Task details: All lines below must be repeated exactly, with the pictures omitted.

################

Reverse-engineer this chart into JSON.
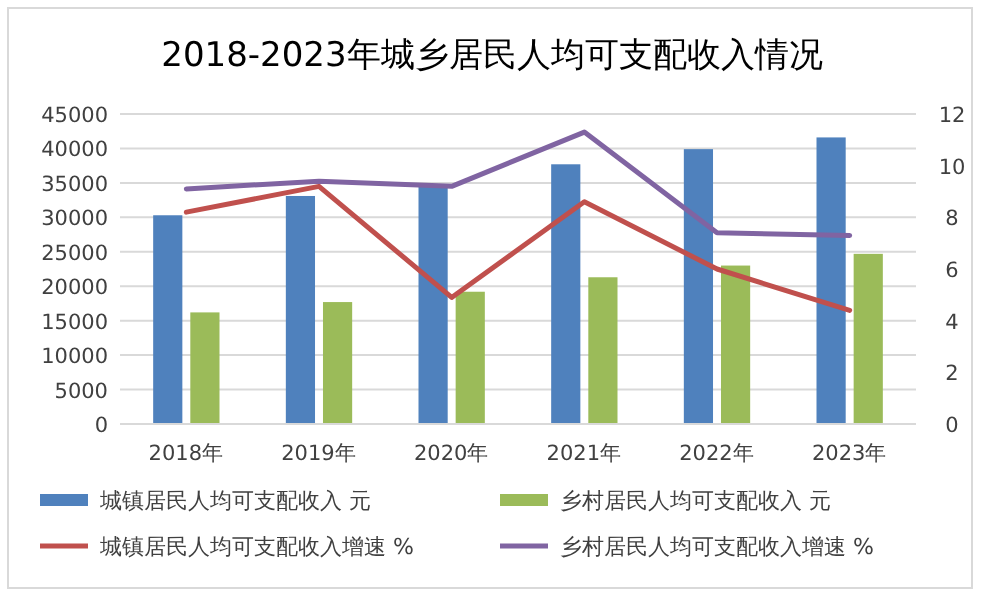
{
  "chart_data": {
    "type": "bar",
    "title": "2018-2023年城乡居民人均可支配收入情况",
    "categories": [
      "2018年",
      "2019年",
      "2020年",
      "2021年",
      "2022年",
      "2023年"
    ],
    "series": [
      {
        "name": "城镇居民人均可支配收入 元",
        "color": "#4f81bd",
        "values": [
          30300,
          33100,
          34500,
          37700,
          39900,
          41600
        ]
      },
      {
        "name": "乡村居民人均可支配收入 元",
        "color": "#9bbb59",
        "values": [
          16200,
          17700,
          19200,
          21300,
          23000,
          24700
        ]
      },
      {
        "name": "城镇居民人均可支配收入增速 %",
        "type": "line",
        "axis": "y2",
        "color": "#c0504d",
        "values": [
          8.2,
          9.2,
          4.9,
          8.6,
          6.0,
          4.4
        ]
      },
      {
        "name": "乡村居民人均可支配收入增速 %",
        "type": "line",
        "axis": "y2",
        "color": "#8064a2",
        "values": [
          9.1,
          9.4,
          9.2,
          11.3,
          7.4,
          7.3
        ]
      }
    ],
    "ylim": [
      0,
      45000
    ],
    "yticks": [
      0,
      5000,
      10000,
      15000,
      20000,
      25000,
      30000,
      35000,
      40000,
      45000
    ],
    "y2lim": [
      0,
      12
    ],
    "y2ticks": [
      0,
      2,
      4,
      6,
      8,
      10,
      12
    ],
    "grid": "y",
    "legend": "bottom",
    "line_style": "solid",
    "marker": "none"
  }
}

################

Written answer:
Reverse-engineer this chart into JSON.
{
  "chart_data": {
    "type": "bar",
    "title": "2018-2023年城乡居民人均可支配收入情况",
    "categories": [
      "2018年",
      "2019年",
      "2020年",
      "2021年",
      "2022年",
      "2023年"
    ],
    "series": [
      {
        "name": "城镇居民人均可支配收入 元",
        "color": "#4f81bd",
        "values": [
          30300,
          33100,
          34500,
          37700,
          39900,
          41600
        ]
      },
      {
        "name": "乡村居民人均可支配收入 元",
        "color": "#9bbb59",
        "values": [
          16200,
          17700,
          19200,
          21300,
          23000,
          24700
        ]
      },
      {
        "name": "城镇居民人均可支配收入增速 %",
        "type": "line",
        "axis": "y2",
        "color": "#c0504d",
        "values": [
          8.2,
          9.2,
          4.9,
          8.6,
          6.0,
          4.4
        ]
      },
      {
        "name": "乡村居民人均可支配收入增速 %",
        "type": "line",
        "axis": "y2",
        "color": "#8064a2",
        "values": [
          9.1,
          9.4,
          9.2,
          11.3,
          7.4,
          7.3
        ]
      }
    ],
    "ylim": [
      0,
      45000
    ],
    "yticks": [
      0,
      5000,
      10000,
      15000,
      20000,
      25000,
      30000,
      35000,
      40000,
      45000
    ],
    "y2lim": [
      0,
      12
    ],
    "y2ticks": [
      0,
      2,
      4,
      6,
      8,
      10,
      12
    ],
    "grid": "y",
    "legend": "bottom",
    "line_style": "solid",
    "marker": "none"
  }
}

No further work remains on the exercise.